Render every entry verbatim.

SUPPLIED RECORDS —
— begin —
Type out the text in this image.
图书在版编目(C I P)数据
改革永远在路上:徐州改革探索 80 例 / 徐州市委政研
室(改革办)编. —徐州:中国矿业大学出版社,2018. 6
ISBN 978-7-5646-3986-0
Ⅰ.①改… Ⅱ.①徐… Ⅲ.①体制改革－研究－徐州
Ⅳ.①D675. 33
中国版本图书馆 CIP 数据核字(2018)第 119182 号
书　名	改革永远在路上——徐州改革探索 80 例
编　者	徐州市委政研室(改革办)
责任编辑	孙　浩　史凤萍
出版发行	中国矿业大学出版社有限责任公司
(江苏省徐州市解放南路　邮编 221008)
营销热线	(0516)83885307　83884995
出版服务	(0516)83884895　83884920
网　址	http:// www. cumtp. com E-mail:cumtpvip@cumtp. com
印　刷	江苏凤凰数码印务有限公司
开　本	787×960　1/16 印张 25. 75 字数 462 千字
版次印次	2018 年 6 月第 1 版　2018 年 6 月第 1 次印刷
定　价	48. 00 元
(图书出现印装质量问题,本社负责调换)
— end —
OUTPUT BELOW —
Type out the text in this image.
图书在版编目(C I P)数据
改革永远在路上:徐州改革探索 80 例 / 徐州市委政研
室(改革办)编. —徐州:中国矿业大学出版社,2018. 6
ISBN 978-7-5646-3986-0
Ⅰ.①改… Ⅱ.①徐… Ⅲ.①体制改革－研究－徐州
Ⅳ.①D675. 33
中国版本图书馆 CIP 数据核字(2018)第 119182 号
书　名	改革永远在路上——徐州改革探索 80 例
编　者	徐州市委政研室(改革办)
责任编辑	孙　浩　史凤萍
出版发行	中国矿业大学出版社有限责任公司
(江苏省徐州市解放南路　邮编 221008)
营销热线	(0516)83885307　83884995
出版服务	(0516)83884895　83884920
网　址	http:// www. cumtp. com E-mail:cumtpvip@cumtp. com
印　刷	江苏凤凰数码印务有限公司
开　本	787×960　1/16 印张 25. 75 字数 462 千字
版次印次	2018 年 6 月第 1 版　2018 年 6 月第 1 次印刷
定　价	48. 00 元
(图书出现印装质量问题,本社负责调换)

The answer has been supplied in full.